===== Page extract

Why You Should Check Internet Pricing Before Signing the Lease
When leasing commercial space for your business, it’s crucial that you take the internet pricing into consideration. If this comes as a surprise to you, you’re not alone—plenty of small-business owners think of everything except the internet costs when they’re looking at commercial space. They look at the actual square footage, the parking, the proximity to their client base, or even wheelchair accessibility. These are all valid considerations for a commercial space. But if you overlook internet pricing for your commercial space, you may end up regretting it after you see the huge bill.
So if you’re in the market for a new commercial space, either because you’ve outgrown remote operations or because your former space is just too small, don’t go into the real estate search with the misunderstanding that internet costs are standard wherever you go. To fully understand what affects these internet prices and how you can avoid paying hefty bills after you sign the lease, keep all of this in mind:
Understanding Internet Costs
As we mentioned, most businessowners assume that the internet is going to be priced the same wherever you end up leasing space. But there are plenty of things that affect internet costs, including:
- Lack of competition, as only certain internet providers are allowed to service that specific space based on landlord agreements
- Outdated infrastructure, as you could be looking at an older building that supports only older DSL or cable connections, not fiber-optic cables or ethernet needed for modern connections
- Higher bandwidth and security requirements compared with standard residential plans
Because of all this, internet pricing varies. Your business could be looking at an internet price of $100 per month at one building and then $1,000 per month at a similar commercial space right down the street. Such a huge discrepancy could have a huge effect on your operating budget.

==========

**Exercise brief**
Reproduce the passage of the article on commercial internet pricing starting at "Why You Should" and ending at "the huge bill.". The data that follows has no connection to the article on commercial internet pricing.

===== Data excerpt

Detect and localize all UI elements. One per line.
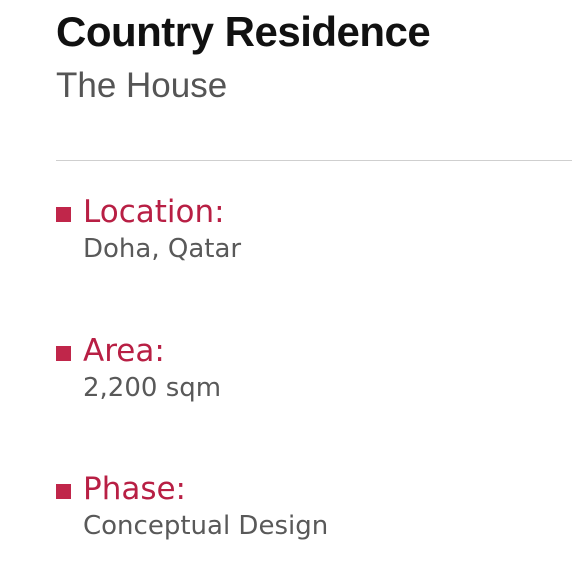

==========

**Output below**
Why You Should Check Internet Pricing Before Signing the Lease
When leasing commercial space for your business, it’s crucial that you take the internet pricing into consideration. If this comes as a surprise to you, you’re not alone—plenty of small-business owners think of everything except the internet costs when they’re looking at commercial space. They look at the actual square footage, the parking, the proximity to their client base, or even wheelchair accessibility. These are all valid considerations for a commercial space. But if you overlook internet pricing for your commercial space, you may end up regretting it after you see the huge bill.